§ What needs to be done
Please rewrite the listing from its first line up to and including the line with "summary-button[interactable]: Summary xyxy=(54,976,222,1022)", changing "highlight-box" to "highlight-region" and keeping everything else the same.

§ Data shown
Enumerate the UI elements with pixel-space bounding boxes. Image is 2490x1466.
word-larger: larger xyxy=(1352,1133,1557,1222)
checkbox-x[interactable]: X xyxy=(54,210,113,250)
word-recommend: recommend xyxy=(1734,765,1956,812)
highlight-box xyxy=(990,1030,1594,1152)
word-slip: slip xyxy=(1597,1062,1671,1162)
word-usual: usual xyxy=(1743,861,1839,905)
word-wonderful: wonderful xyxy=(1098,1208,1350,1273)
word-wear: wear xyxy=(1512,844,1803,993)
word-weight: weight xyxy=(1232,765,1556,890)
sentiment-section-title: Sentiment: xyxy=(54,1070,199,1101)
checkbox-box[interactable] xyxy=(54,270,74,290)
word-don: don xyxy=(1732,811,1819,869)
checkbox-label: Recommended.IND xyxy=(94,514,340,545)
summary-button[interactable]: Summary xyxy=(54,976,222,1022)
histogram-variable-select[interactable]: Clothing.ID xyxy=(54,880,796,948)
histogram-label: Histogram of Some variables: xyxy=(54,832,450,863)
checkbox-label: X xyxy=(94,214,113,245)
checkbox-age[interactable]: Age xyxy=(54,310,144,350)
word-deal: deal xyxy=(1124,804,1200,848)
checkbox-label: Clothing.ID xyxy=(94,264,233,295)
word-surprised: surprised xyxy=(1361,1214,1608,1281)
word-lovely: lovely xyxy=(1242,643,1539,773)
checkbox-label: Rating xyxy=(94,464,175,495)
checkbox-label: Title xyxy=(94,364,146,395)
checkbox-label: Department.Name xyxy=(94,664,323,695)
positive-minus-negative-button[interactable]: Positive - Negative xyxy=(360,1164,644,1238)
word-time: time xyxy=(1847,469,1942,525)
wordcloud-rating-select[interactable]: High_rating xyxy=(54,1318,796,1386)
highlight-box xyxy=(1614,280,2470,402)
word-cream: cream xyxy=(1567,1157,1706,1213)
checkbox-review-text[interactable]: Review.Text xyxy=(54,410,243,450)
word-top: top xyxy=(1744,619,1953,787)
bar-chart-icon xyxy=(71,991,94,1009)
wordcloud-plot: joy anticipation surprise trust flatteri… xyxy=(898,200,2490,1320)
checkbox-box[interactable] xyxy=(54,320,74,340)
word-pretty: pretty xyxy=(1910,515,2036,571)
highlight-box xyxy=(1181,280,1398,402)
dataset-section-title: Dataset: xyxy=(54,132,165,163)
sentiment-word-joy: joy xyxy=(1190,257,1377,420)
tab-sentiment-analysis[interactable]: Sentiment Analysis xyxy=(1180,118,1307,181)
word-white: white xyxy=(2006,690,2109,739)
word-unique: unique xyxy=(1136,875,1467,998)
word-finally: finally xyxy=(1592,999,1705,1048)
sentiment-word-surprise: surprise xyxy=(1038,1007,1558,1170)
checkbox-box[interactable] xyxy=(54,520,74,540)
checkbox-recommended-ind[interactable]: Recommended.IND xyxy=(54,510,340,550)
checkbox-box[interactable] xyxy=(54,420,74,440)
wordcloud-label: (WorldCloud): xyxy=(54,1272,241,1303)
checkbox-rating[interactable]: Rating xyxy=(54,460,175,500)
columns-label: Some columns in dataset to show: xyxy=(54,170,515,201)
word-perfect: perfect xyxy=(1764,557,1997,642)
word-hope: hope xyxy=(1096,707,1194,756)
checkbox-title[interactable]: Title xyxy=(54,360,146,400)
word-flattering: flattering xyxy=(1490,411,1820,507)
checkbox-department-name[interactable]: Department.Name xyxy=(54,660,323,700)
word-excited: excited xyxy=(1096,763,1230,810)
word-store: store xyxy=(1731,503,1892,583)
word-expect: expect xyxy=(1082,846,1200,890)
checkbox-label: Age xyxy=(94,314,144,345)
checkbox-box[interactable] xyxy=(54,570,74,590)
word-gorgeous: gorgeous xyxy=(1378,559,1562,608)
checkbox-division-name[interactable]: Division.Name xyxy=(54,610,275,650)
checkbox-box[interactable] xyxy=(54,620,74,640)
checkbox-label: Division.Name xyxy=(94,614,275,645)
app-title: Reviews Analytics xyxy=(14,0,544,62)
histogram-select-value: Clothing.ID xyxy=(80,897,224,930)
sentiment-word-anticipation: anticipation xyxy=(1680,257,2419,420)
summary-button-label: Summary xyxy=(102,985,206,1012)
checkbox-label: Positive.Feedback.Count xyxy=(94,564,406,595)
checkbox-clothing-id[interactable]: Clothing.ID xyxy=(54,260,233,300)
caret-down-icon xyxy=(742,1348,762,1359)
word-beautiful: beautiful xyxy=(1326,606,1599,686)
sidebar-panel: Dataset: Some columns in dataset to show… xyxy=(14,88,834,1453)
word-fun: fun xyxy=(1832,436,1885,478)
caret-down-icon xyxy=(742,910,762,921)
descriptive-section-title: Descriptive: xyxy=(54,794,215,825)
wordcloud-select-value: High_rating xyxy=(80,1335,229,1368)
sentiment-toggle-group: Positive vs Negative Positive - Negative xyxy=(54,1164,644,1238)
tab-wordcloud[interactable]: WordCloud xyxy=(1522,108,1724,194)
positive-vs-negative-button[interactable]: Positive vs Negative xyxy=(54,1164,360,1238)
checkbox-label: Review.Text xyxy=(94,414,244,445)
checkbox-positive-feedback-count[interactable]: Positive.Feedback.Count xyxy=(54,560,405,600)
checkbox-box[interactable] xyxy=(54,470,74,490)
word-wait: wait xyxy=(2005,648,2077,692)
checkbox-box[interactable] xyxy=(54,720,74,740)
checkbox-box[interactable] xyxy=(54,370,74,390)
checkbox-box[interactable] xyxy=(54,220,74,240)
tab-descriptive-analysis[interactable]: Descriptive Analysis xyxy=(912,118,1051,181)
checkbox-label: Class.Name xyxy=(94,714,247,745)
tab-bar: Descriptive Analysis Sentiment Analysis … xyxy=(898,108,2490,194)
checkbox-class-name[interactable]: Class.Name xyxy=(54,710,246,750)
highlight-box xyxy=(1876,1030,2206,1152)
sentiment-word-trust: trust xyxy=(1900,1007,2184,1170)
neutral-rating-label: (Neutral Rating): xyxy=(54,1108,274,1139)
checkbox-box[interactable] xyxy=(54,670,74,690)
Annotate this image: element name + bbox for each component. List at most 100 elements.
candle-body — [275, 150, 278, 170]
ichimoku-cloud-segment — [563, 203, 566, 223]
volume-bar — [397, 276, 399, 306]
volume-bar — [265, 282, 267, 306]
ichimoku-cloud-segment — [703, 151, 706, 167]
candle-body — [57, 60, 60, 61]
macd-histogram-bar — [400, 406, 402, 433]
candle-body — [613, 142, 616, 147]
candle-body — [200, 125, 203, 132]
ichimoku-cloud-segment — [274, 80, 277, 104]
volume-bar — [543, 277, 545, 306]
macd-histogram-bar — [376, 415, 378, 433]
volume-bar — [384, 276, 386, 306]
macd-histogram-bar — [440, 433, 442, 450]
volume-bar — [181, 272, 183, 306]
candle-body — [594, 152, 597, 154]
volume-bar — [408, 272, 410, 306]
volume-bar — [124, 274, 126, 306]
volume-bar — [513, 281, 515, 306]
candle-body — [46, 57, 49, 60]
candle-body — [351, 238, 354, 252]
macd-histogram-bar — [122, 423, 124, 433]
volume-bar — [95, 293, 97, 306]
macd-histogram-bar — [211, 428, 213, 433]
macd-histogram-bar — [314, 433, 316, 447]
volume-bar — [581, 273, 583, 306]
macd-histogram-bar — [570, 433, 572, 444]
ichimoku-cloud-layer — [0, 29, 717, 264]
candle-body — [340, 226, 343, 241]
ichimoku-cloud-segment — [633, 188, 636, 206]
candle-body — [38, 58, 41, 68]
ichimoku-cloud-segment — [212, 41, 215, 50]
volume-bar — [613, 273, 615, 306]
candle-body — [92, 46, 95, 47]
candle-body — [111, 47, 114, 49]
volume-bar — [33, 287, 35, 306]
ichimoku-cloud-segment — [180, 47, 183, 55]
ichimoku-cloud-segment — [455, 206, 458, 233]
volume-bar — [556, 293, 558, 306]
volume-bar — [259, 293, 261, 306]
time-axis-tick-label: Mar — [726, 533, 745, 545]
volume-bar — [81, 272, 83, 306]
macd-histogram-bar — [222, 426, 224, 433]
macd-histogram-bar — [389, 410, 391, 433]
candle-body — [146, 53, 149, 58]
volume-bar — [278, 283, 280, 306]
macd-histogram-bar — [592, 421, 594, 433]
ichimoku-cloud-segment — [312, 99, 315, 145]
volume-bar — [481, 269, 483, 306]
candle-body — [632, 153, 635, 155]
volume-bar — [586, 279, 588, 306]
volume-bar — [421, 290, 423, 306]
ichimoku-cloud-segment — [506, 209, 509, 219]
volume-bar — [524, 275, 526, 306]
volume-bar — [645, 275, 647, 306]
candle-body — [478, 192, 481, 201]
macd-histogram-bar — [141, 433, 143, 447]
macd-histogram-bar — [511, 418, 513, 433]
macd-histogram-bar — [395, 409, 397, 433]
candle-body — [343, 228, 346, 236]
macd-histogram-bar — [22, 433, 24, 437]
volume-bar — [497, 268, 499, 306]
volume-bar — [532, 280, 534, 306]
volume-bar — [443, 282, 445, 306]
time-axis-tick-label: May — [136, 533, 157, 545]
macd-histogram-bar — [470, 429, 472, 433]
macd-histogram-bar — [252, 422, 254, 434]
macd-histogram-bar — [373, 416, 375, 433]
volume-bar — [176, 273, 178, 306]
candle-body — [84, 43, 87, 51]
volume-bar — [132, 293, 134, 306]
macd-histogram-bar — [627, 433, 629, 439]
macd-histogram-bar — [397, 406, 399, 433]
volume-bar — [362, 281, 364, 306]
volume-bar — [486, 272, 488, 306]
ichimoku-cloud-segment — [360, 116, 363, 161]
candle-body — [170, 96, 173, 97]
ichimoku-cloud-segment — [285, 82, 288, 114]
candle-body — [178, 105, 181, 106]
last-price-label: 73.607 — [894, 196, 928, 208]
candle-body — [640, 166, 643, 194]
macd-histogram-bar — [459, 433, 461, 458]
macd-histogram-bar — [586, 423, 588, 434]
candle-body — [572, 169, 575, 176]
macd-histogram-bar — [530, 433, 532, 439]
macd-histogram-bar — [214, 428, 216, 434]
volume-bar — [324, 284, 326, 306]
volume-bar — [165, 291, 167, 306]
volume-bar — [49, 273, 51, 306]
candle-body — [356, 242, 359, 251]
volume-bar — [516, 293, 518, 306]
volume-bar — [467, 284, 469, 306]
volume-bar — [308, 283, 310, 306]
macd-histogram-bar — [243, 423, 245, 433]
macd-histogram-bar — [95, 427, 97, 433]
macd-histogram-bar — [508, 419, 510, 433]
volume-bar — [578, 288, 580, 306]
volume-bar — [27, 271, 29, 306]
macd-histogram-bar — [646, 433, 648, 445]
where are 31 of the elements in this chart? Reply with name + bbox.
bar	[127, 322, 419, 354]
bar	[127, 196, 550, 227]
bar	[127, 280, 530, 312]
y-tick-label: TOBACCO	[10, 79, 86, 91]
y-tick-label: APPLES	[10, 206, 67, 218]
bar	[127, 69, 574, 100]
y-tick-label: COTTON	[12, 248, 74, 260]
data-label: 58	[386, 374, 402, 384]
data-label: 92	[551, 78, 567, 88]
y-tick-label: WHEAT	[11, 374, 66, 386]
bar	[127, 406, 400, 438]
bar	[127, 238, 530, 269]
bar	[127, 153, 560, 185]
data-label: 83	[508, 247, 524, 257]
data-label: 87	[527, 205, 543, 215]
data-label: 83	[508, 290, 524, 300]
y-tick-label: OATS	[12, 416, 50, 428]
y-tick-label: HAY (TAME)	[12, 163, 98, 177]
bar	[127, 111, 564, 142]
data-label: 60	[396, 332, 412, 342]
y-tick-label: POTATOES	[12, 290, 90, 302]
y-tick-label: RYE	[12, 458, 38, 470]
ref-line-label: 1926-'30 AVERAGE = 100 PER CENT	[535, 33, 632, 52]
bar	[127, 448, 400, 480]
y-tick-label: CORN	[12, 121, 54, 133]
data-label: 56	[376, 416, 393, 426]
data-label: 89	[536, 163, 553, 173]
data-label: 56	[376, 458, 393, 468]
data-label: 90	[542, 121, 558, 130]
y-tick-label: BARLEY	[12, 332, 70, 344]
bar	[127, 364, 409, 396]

§ Solution for this problem
Enumerate the UI elements with pixel-space bounding boxes. Image is 2490x1466.
word-larger: larger xyxy=(1352,1133,1557,1222)
checkbox-x[interactable]: X xyxy=(54,210,113,250)
word-recommend: recommend xyxy=(1734,765,1956,812)
highlight-region xyxy=(990,1030,1594,1152)
word-slip: slip xyxy=(1597,1062,1671,1162)
word-usual: usual xyxy=(1743,861,1839,905)
word-wonderful: wonderful xyxy=(1098,1208,1350,1273)
word-wear: wear xyxy=(1512,844,1803,993)
word-weight: weight xyxy=(1232,765,1556,890)
sentiment-section-title: Sentiment: xyxy=(54,1070,199,1101)
checkbox-box[interactable] xyxy=(54,270,74,290)
word-don: don xyxy=(1732,811,1819,869)
checkbox-label: Recommended.IND xyxy=(94,514,340,545)
summary-button[interactable]: Summary xyxy=(54,976,222,1022)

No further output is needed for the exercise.